+++ INPUT MATERIAL +++

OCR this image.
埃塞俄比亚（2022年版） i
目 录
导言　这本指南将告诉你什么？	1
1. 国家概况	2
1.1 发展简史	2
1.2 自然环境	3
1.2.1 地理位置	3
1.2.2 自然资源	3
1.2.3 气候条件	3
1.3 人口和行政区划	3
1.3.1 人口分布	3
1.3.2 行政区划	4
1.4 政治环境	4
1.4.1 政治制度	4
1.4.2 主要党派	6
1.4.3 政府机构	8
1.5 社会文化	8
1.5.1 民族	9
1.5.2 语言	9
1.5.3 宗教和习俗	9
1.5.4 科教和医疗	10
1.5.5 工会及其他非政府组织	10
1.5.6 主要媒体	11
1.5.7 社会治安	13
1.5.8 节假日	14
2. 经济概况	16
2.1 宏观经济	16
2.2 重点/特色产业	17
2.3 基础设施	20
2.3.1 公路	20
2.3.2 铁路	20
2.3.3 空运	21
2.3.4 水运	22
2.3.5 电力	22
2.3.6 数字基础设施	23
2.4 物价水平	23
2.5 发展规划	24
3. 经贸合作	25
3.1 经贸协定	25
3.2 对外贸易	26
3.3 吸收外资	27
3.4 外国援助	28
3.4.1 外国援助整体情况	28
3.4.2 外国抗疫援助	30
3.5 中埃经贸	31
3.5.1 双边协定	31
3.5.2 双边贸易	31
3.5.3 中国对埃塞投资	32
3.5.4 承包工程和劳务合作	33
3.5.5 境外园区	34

+++

— TASK BRIEF —
Exactly as shown, repeat every record.

— FULL ANSWER —
OCR this image.
埃塞俄比亚（2022年版） i
目 录
导言　这本指南将告诉你什么？	1
1. 国家概况	2
1.1 发展简史	2
1.2 自然环境	3
1.2.1 地理位置	3
1.2.2 自然资源	3
1.2.3 气候条件	3
1.3 人口和行政区划	3
1.3.1 人口分布	3
1.3.2 行政区划	4
1.4 政治环境	4
1.4.1 政治制度	4
1.4.2 主要党派	6
1.4.3 政府机构	8
1.5 社会文化	8
1.5.1 民族	9
1.5.2 语言	9
1.5.3 宗教和习俗	9
1.5.4 科教和医疗	10
1.5.5 工会及其他非政府组织	10
1.5.6 主要媒体	11
1.5.7 社会治安	13
1.5.8 节假日	14
2. 经济概况	16
2.1 宏观经济	16
2.2 重点/特色产业	17
2.3 基础设施	20
2.3.1 公路	20
2.3.2 铁路	20
2.3.3 空运	21
2.3.4 水运	22
2.3.5 电力	22
2.3.6 数字基础设施	23
2.4 物价水平	23
2.5 发展规划	24
3. 经贸合作	25
3.1 经贸协定	25
3.2 对外贸易	26
3.3 吸收外资	27
3.4 外国援助	28
3.4.1 外国援助整体情况	28
3.4.2 外国抗疫援助	30
3.5 中埃经贸	31
3.5.1 双边协定	31
3.5.2 双边贸易	31
3.5.3 中国对埃塞投资	32
3.5.4 承包工程和劳务合作	33
3.5.5 境外园区	34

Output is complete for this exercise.